What is being asked
From the records below, copy every line that contains the word "this".

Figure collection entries
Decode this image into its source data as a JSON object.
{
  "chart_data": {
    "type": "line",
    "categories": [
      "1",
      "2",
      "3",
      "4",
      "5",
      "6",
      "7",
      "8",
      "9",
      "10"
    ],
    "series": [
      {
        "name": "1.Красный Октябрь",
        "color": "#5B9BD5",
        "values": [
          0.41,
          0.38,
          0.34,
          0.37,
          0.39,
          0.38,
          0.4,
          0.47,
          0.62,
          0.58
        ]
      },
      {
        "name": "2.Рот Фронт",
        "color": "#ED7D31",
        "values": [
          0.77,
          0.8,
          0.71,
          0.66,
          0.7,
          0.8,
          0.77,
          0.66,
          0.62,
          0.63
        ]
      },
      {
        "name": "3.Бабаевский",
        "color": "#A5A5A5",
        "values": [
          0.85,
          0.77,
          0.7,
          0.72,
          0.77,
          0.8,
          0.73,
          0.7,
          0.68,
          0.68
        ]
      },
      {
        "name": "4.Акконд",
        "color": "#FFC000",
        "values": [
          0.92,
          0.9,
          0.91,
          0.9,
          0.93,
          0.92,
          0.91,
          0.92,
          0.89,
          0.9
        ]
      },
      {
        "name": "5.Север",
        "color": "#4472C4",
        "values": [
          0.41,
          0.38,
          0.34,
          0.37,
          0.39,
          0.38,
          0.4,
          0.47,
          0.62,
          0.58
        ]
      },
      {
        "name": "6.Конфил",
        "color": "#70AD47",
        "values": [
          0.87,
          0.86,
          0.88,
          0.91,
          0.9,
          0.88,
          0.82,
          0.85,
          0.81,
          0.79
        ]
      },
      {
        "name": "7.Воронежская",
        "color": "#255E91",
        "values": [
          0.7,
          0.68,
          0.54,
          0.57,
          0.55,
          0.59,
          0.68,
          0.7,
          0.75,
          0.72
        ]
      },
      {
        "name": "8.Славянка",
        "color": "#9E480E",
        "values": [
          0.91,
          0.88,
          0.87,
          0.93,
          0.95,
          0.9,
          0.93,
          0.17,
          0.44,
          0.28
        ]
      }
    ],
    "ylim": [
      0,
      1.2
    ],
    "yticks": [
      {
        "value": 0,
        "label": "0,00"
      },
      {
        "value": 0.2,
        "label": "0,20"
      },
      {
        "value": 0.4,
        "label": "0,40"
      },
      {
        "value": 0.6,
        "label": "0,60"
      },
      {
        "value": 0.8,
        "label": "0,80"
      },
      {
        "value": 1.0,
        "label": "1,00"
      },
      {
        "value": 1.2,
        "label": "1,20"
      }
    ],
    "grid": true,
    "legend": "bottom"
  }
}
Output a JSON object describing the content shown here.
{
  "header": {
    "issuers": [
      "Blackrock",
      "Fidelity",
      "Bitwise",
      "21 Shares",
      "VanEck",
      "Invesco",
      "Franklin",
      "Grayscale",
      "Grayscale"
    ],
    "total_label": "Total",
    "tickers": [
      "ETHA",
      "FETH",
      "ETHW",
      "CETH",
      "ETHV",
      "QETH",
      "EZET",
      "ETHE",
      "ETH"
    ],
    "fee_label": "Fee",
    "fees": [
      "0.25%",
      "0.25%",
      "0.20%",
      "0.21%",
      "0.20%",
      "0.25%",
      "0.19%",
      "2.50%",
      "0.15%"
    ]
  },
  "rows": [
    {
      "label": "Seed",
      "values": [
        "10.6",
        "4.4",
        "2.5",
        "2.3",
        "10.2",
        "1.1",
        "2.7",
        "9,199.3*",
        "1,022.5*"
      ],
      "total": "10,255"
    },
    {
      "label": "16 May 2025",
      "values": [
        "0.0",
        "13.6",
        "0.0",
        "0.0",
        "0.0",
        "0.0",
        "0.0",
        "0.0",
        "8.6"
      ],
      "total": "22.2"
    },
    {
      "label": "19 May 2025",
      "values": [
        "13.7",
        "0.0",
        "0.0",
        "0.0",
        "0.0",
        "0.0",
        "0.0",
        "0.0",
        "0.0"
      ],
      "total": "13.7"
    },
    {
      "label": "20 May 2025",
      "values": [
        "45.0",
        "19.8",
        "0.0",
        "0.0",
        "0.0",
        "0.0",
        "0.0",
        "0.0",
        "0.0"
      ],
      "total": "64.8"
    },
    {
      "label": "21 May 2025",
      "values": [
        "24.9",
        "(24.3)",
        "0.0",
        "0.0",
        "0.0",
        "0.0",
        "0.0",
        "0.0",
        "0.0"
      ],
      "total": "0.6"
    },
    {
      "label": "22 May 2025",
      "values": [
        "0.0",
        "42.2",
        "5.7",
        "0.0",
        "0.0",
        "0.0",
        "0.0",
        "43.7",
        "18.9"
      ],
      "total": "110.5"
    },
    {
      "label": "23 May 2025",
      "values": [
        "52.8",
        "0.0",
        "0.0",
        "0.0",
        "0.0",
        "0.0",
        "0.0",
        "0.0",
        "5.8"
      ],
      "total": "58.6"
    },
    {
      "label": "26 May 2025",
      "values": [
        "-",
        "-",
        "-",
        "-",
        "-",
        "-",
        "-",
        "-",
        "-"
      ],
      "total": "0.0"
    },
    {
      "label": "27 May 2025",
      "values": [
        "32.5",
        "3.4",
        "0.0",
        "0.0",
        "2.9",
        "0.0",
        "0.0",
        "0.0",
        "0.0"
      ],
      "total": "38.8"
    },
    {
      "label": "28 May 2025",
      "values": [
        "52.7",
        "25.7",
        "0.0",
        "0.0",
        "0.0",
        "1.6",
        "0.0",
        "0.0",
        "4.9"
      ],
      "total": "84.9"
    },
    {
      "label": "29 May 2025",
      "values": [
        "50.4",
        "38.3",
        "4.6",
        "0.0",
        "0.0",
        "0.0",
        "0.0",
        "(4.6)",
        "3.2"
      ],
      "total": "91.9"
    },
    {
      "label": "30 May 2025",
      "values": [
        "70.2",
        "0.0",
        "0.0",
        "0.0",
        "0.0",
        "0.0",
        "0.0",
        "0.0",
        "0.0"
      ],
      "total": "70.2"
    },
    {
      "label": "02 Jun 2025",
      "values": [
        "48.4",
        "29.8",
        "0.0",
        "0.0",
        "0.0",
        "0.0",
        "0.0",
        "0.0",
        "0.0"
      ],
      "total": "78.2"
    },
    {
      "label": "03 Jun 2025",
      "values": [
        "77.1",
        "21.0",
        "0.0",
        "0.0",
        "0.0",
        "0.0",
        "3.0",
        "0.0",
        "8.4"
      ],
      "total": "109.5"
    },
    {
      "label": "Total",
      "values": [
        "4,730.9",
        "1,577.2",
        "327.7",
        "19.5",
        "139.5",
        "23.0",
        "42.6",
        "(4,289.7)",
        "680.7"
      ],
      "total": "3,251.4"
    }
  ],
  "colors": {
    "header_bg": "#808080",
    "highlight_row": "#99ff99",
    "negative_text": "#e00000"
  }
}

---

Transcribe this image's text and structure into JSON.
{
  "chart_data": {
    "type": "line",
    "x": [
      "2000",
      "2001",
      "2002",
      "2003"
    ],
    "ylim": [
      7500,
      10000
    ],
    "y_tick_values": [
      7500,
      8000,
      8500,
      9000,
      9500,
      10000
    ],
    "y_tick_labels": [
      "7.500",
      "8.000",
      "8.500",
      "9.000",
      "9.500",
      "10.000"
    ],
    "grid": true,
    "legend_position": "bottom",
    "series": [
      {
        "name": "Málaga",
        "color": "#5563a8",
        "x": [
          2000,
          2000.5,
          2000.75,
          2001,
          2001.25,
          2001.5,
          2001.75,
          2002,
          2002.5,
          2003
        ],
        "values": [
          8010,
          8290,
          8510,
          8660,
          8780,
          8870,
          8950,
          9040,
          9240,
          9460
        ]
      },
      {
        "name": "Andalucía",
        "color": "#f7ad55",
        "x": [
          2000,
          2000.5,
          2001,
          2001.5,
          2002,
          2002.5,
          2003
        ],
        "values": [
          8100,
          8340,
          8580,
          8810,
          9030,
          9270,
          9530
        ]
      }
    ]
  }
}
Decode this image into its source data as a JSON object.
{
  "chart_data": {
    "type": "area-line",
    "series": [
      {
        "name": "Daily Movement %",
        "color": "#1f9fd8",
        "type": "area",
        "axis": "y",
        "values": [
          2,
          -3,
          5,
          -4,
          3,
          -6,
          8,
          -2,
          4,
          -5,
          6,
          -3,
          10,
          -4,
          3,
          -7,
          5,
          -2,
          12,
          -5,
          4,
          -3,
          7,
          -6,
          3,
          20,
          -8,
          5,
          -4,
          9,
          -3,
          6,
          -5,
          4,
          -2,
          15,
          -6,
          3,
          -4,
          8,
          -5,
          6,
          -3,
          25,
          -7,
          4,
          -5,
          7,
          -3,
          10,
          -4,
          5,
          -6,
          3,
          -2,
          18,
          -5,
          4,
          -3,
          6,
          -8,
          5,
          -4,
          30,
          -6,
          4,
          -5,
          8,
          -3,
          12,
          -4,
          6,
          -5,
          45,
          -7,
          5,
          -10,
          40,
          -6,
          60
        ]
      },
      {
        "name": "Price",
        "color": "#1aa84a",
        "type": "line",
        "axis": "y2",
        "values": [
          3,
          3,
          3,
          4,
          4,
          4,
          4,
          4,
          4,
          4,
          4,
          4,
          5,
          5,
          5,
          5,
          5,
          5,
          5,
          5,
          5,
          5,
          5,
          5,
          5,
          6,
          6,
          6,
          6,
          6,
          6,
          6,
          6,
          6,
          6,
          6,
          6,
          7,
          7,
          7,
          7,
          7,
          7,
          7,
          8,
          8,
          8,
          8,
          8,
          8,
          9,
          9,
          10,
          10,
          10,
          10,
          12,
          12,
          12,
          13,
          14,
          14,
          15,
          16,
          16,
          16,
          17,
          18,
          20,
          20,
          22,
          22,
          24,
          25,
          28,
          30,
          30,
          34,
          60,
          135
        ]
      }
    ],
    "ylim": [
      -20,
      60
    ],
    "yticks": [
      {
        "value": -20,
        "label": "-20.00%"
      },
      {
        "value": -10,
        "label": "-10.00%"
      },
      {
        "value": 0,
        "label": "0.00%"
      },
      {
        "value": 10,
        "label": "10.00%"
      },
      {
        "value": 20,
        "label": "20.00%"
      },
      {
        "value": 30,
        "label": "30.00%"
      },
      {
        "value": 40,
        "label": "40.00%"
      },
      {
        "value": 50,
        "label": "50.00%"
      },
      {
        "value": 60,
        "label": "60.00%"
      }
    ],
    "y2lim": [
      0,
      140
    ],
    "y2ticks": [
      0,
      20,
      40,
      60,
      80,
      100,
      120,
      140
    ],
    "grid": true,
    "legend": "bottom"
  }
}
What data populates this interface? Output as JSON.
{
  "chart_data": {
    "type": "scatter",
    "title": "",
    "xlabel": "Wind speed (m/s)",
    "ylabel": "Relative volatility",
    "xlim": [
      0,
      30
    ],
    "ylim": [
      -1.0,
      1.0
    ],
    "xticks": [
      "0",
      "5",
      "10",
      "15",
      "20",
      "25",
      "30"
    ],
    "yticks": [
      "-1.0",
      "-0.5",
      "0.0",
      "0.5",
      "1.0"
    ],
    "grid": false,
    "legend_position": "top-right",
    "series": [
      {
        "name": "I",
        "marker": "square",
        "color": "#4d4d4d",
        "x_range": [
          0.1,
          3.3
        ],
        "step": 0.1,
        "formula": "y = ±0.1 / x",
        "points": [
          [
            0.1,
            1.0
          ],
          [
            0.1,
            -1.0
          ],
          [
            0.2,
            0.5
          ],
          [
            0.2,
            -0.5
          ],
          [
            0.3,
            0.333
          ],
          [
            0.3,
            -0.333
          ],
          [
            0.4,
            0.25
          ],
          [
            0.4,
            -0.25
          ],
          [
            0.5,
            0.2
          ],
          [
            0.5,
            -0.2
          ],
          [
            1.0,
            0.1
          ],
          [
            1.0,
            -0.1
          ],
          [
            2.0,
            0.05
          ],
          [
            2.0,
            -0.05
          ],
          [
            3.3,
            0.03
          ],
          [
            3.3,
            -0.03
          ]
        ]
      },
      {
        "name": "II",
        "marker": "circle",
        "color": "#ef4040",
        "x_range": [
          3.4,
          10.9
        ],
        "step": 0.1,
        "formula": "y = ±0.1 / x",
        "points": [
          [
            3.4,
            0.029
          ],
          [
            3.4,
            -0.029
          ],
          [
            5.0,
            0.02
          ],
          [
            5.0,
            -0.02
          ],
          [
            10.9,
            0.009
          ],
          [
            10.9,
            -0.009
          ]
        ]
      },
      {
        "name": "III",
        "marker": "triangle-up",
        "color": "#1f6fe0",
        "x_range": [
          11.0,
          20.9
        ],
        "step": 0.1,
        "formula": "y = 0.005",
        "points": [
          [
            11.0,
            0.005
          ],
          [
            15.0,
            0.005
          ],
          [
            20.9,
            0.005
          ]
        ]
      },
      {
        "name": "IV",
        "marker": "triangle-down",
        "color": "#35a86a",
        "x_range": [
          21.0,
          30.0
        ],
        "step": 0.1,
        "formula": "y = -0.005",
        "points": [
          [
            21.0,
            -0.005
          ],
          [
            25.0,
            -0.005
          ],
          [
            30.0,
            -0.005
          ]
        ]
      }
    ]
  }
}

Complete response
Decode this image into its source data as a JSON object.
Transcribe this image's text and structure into JSON.
Decode this image into its source data as a JSON object.
What data populates this interface? Output as JSON.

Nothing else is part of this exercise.